§ SET TASK
Copy every item below line for line with no changes, but omit the pictures.

§ SUPPLIED ENTRIES
%%

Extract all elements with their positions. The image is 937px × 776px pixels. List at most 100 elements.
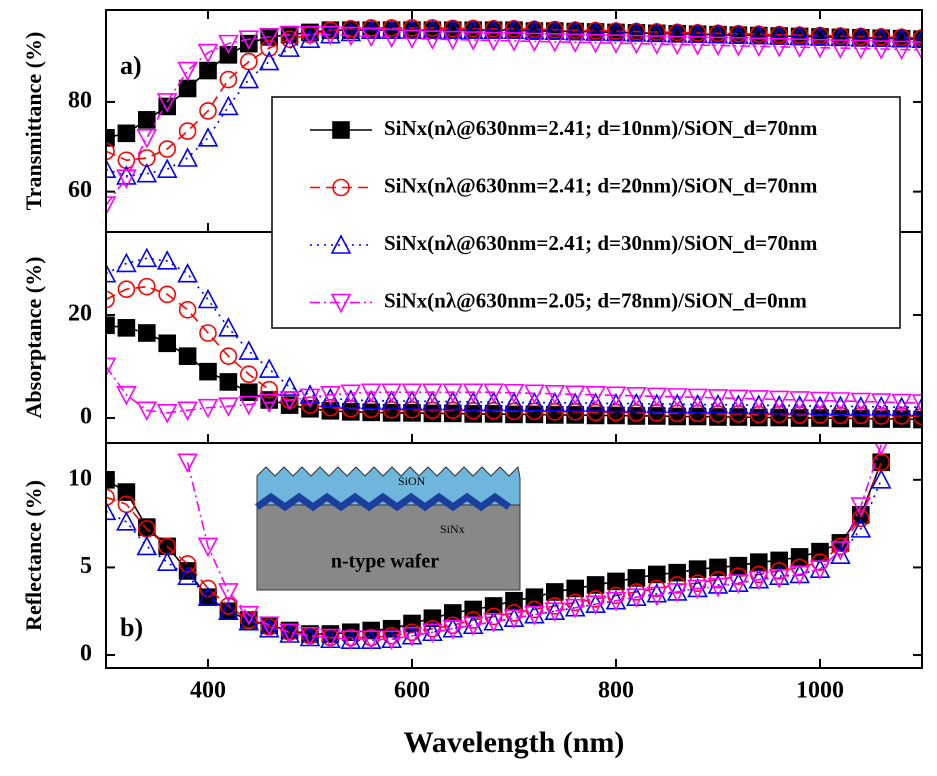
marker — [320, 628, 341, 649]
marker — [646, 22, 668, 43]
marker — [830, 26, 851, 47]
marker — [544, 602, 566, 622]
marker — [442, 30, 464, 51]
series-line — [106, 462, 882, 639]
marker — [299, 384, 321, 404]
marker — [199, 61, 217, 80]
marker — [462, 19, 484, 39]
marker — [483, 383, 504, 403]
marker — [422, 623, 443, 643]
marker — [258, 28, 280, 48]
marker — [850, 39, 872, 60]
panel: 0 20 Absorptance (%) — [21, 231, 923, 444]
marker — [850, 395, 872, 416]
marker — [768, 25, 790, 45]
marker — [707, 393, 729, 414]
marker — [646, 393, 668, 413]
marker — [238, 30, 260, 50]
series-line — [106, 33, 922, 206]
series-line — [106, 29, 922, 177]
marker — [117, 319, 136, 337]
marker — [586, 576, 605, 594]
marker — [197, 537, 219, 558]
marker — [483, 19, 504, 39]
marker — [138, 111, 156, 129]
marker — [138, 277, 156, 296]
marker — [707, 23, 729, 44]
marker — [524, 32, 545, 53]
marker — [158, 334, 176, 353]
marker — [442, 390, 464, 411]
marker — [218, 583, 239, 603]
marker — [830, 39, 851, 59]
plot-area — [106, 443, 892, 650]
marker — [768, 390, 790, 411]
marker — [260, 39, 279, 57]
marker — [258, 618, 280, 638]
marker — [790, 406, 809, 424]
marker — [116, 169, 137, 189]
marker — [809, 38, 831, 59]
plot-area — [106, 19, 922, 216]
marker — [116, 386, 137, 406]
marker — [136, 401, 158, 421]
marker — [423, 619, 442, 638]
marker — [870, 395, 892, 416]
panel-label: a) — [120, 51, 142, 80]
marker — [666, 388, 688, 408]
marker — [238, 395, 260, 416]
marker — [830, 395, 851, 415]
marker — [178, 347, 197, 365]
marker — [585, 392, 606, 412]
marker — [728, 394, 749, 414]
marker — [666, 23, 688, 43]
marker — [647, 565, 666, 584]
marker — [850, 518, 872, 538]
legend-label: SiNx(nλ@630nm=2.41; d=20nm)/SiON_d=70nm — [384, 173, 818, 197]
panel-frame — [105, 442, 923, 669]
marker — [626, 392, 647, 413]
inset-diagram: SiON SiNx n-type wafer — [254, 465, 521, 591]
marker — [218, 317, 239, 337]
marker — [178, 301, 197, 319]
marker — [320, 386, 341, 406]
marker — [687, 393, 708, 414]
marker — [156, 250, 178, 270]
marker — [503, 609, 525, 629]
marker — [564, 385, 586, 406]
marker — [913, 29, 922, 47]
marker — [748, 394, 770, 414]
marker — [117, 280, 136, 298]
y-tick-label: 5 — [80, 553, 92, 579]
marker — [646, 586, 668, 607]
marker — [605, 21, 627, 42]
marker — [809, 395, 831, 415]
marker — [564, 20, 586, 41]
marker — [462, 31, 484, 51]
marker — [585, 595, 606, 615]
marker — [219, 373, 238, 391]
marker — [870, 393, 892, 413]
marker — [156, 158, 178, 179]
marker — [299, 25, 321, 46]
marker — [748, 37, 770, 58]
marker — [177, 401, 198, 421]
marker — [544, 391, 566, 412]
sinx-layer — [254, 492, 512, 512]
marker — [688, 560, 707, 578]
marker — [279, 25, 300, 46]
marker — [258, 616, 280, 636]
legend: SiNx(nλ@630nm=2.41; d=10nm)/SiON_d=70nm S… — [271, 96, 901, 329]
marker — [443, 616, 462, 635]
marker — [564, 598, 586, 619]
marker — [197, 43, 219, 64]
legend-label: SiNx(nλ@630nm=2.41; d=30nm)/SiON_d=70nm — [384, 231, 818, 255]
marker — [668, 563, 687, 582]
marker — [544, 33, 566, 53]
marker — [544, 384, 566, 405]
marker — [106, 129, 115, 147]
y-axis-label: Transmittance (%) — [21, 32, 46, 211]
marker — [340, 389, 362, 409]
marker — [524, 605, 545, 626]
marker — [401, 390, 423, 410]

%%

§ OUTPUT OF THE TASK
Extract all elements with their positions. The image is 937px × 776px pixels. List at most 100 elements.
marker — [320, 628, 341, 649]
marker — [646, 22, 668, 43]
marker — [830, 26, 851, 47]
marker — [544, 602, 566, 622]
marker — [442, 30, 464, 51]
series-line — [106, 462, 882, 639]
marker — [299, 384, 321, 404]
marker — [199, 61, 217, 80]
marker — [462, 19, 484, 39]
marker — [483, 383, 504, 403]
marker — [422, 623, 443, 643]
marker — [258, 28, 280, 48]
marker — [850, 39, 872, 60]
panel: 0 20 Absorptance (%) — [21, 231, 923, 444]
marker — [850, 395, 872, 416]
marker — [768, 25, 790, 45]
marker — [707, 393, 729, 414]
marker — [646, 393, 668, 413]
marker — [238, 30, 260, 50]
series-line — [106, 33, 922, 206]
series-line — [106, 29, 922, 177]
marker — [117, 319, 136, 337]
marker — [586, 576, 605, 594]
marker — [197, 537, 219, 558]
marker — [483, 19, 504, 39]
marker — [138, 111, 156, 129]
marker — [138, 277, 156, 296]
marker — [707, 23, 729, 44]
marker — [524, 32, 545, 53]
marker — [158, 334, 176, 353]
marker — [442, 390, 464, 411]
marker — [218, 583, 239, 603]
marker — [830, 39, 851, 59]
plot-area — [106, 443, 892, 650]
marker — [768, 390, 790, 411]
marker — [260, 39, 279, 57]
marker — [258, 618, 280, 638]
marker — [790, 406, 809, 424]
marker — [116, 169, 137, 189]
marker — [809, 38, 831, 59]
plot-area — [106, 19, 922, 216]
marker — [116, 386, 137, 406]
marker — [136, 401, 158, 421]
marker — [423, 619, 442, 638]
marker — [870, 395, 892, 416]
panel-label: a) — [120, 51, 142, 80]
marker — [666, 388, 688, 408]
marker — [238, 395, 260, 416]
marker — [830, 395, 851, 415]
marker — [178, 347, 197, 365]
marker — [585, 392, 606, 412]
marker — [728, 394, 749, 414]
marker — [666, 23, 688, 43]
marker — [647, 565, 666, 584]
marker — [850, 518, 872, 538]
legend-label: SiNx(nλ@630nm=2.41; d=20nm)/SiON_d=70nm — [384, 173, 818, 197]
panel-frame — [105, 442, 923, 669]
marker — [626, 392, 647, 413]
inset-diagram: SiON SiNx n-type wafer — [254, 465, 521, 591]
marker — [218, 317, 239, 337]
marker — [178, 301, 197, 319]
marker — [320, 386, 341, 406]
marker — [687, 393, 708, 414]
marker — [156, 250, 178, 270]
marker — [503, 609, 525, 629]
marker — [564, 385, 586, 406]
marker — [913, 29, 922, 47]
marker — [748, 394, 770, 414]
marker — [117, 280, 136, 298]
y-tick-label: 5 — [80, 553, 92, 579]
marker — [646, 586, 668, 607]
marker — [605, 21, 627, 42]
marker — [809, 395, 831, 415]
marker — [564, 20, 586, 41]
marker — [462, 31, 484, 51]
marker — [585, 595, 606, 615]
marker — [219, 373, 238, 391]
marker — [870, 393, 892, 413]
marker — [156, 158, 178, 179]
marker — [299, 25, 321, 46]
marker — [748, 37, 770, 58]
marker — [177, 401, 198, 421]
marker — [544, 391, 566, 412]
sinx-layer — [254, 492, 512, 512]
marker — [688, 560, 707, 578]
marker — [279, 25, 300, 46]
marker — [258, 616, 280, 636]
legend: SiNx(nλ@630nm=2.41; d=10nm)/SiON_d=70nm S… — [271, 96, 901, 329]
marker — [443, 616, 462, 635]
marker — [564, 598, 586, 619]
marker — [197, 43, 219, 64]
legend-label: SiNx(nλ@630nm=2.41; d=30nm)/SiON_d=70nm — [384, 231, 818, 255]
marker — [668, 563, 687, 582]
marker — [544, 33, 566, 53]
marker — [544, 384, 566, 405]
marker — [106, 129, 115, 147]
y-axis-label: Transmittance (%) — [21, 32, 46, 211]
marker — [340, 389, 362, 409]
marker — [524, 605, 545, 626]
marker — [401, 390, 423, 410]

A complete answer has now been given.